* **Written problem**: Return every line of the items below exactly as it appears.

►

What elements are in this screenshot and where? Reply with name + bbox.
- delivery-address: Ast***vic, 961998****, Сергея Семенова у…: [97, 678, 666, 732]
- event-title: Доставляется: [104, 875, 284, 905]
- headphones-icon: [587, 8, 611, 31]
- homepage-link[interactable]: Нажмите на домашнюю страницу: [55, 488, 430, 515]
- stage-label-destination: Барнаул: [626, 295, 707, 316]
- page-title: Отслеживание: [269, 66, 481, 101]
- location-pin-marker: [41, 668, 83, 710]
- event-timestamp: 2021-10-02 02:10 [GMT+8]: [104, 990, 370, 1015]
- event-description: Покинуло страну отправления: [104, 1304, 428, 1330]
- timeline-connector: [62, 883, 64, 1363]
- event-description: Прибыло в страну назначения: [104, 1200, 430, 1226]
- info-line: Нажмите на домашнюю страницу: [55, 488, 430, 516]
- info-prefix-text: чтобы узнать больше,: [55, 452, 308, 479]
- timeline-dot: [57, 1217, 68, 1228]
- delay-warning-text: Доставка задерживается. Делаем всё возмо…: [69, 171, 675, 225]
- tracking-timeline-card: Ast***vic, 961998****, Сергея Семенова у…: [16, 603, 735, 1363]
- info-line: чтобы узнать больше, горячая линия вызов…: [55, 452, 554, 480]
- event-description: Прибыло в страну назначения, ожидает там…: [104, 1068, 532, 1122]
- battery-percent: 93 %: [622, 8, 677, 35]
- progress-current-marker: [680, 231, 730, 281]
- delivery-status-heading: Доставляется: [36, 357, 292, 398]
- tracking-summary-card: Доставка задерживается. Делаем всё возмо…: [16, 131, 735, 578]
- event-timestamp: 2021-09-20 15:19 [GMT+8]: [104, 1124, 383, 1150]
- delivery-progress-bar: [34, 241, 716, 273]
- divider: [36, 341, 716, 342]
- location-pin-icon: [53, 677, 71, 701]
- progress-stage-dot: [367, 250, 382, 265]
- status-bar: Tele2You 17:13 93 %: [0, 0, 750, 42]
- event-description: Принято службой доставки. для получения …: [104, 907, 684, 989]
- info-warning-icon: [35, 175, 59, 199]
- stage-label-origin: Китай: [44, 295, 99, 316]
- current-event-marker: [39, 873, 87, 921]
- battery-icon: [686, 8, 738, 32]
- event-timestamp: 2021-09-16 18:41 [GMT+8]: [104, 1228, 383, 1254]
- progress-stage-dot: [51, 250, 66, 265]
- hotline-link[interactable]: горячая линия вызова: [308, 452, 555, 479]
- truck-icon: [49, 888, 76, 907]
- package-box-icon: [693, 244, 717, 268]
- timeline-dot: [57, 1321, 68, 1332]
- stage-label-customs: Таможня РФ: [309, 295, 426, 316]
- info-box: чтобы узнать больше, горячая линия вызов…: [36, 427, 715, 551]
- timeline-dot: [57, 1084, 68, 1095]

◄

* **Problem solution**:
What elements are in this screenshot and where? Reply with name + bbox.
- delivery-address: Ast***vic, 961998****, Сергея Семенова у…: [97, 678, 666, 732]
- event-title: Доставляется: [104, 875, 284, 905]
- headphones-icon: [587, 8, 611, 31]
- homepage-link[interactable]: Нажмите на домашнюю страницу: [55, 488, 430, 515]
- stage-label-destination: Барнаул: [626, 295, 707, 316]
- page-title: Отслеживание: [269, 66, 481, 101]
- location-pin-marker: [41, 668, 83, 710]
- event-timestamp: 2021-10-02 02:10 [GMT+8]: [104, 990, 370, 1015]
- event-description: Покинуло страну отправления: [104, 1304, 428, 1330]
- timeline-connector: [62, 883, 64, 1363]
- event-description: Прибыло в страну назначения: [104, 1200, 430, 1226]
- info-line: Нажмите на домашнюю страницу: [55, 488, 430, 516]
- info-prefix-text: чтобы узнать больше,: [55, 452, 308, 479]
- timeline-dot: [57, 1217, 68, 1228]
- delay-warning-text: Доставка задерживается. Делаем всё возмо…: [69, 171, 675, 225]
- tracking-timeline-card: Ast***vic, 961998****, Сергея Семенова у…: [16, 603, 735, 1363]
- info-line: чтобы узнать больше, горячая линия вызов…: [55, 452, 554, 480]
- event-description: Прибыло в страну назначения, ожидает там…: [104, 1068, 532, 1122]
- battery-percent: 93 %: [622, 8, 677, 35]
- progress-current-marker: [680, 231, 730, 281]
- delivery-status-heading: Доставляется: [36, 357, 292, 398]
- tracking-summary-card: Доставка задерживается. Делаем всё возмо…: [16, 131, 735, 578]
- event-timestamp: 2021-09-20 15:19 [GMT+8]: [104, 1124, 383, 1150]
- delivery-progress-bar: [34, 241, 716, 273]
- divider: [36, 341, 716, 342]
- location-pin-icon: [53, 677, 71, 701]
- progress-stage-dot: [367, 250, 382, 265]
- status-bar: Tele2You 17:13 93 %: [0, 0, 750, 42]
- event-description: Принято службой доставки. для получения …: [104, 907, 684, 989]
- info-warning-icon: [35, 175, 59, 199]
- stage-label-origin: Китай: [44, 295, 99, 316]
- current-event-marker: [39, 873, 87, 921]
- battery-icon: [686, 8, 738, 32]
- event-timestamp: 2021-09-16 18:41 [GMT+8]: [104, 1228, 383, 1254]
- progress-stage-dot: [51, 250, 66, 265]
- hotline-link[interactable]: горячая линия вызова: [308, 452, 555, 479]
- truck-icon: [49, 888, 76, 907]
- package-box-icon: [693, 244, 717, 268]
- timeline-dot: [57, 1321, 68, 1332]
- stage-label-customs: Таможня РФ: [309, 295, 426, 316]
- info-box: чтобы узнать больше, горячая линия вызов…: [36, 427, 715, 551]
- timeline-dot: [57, 1084, 68, 1095]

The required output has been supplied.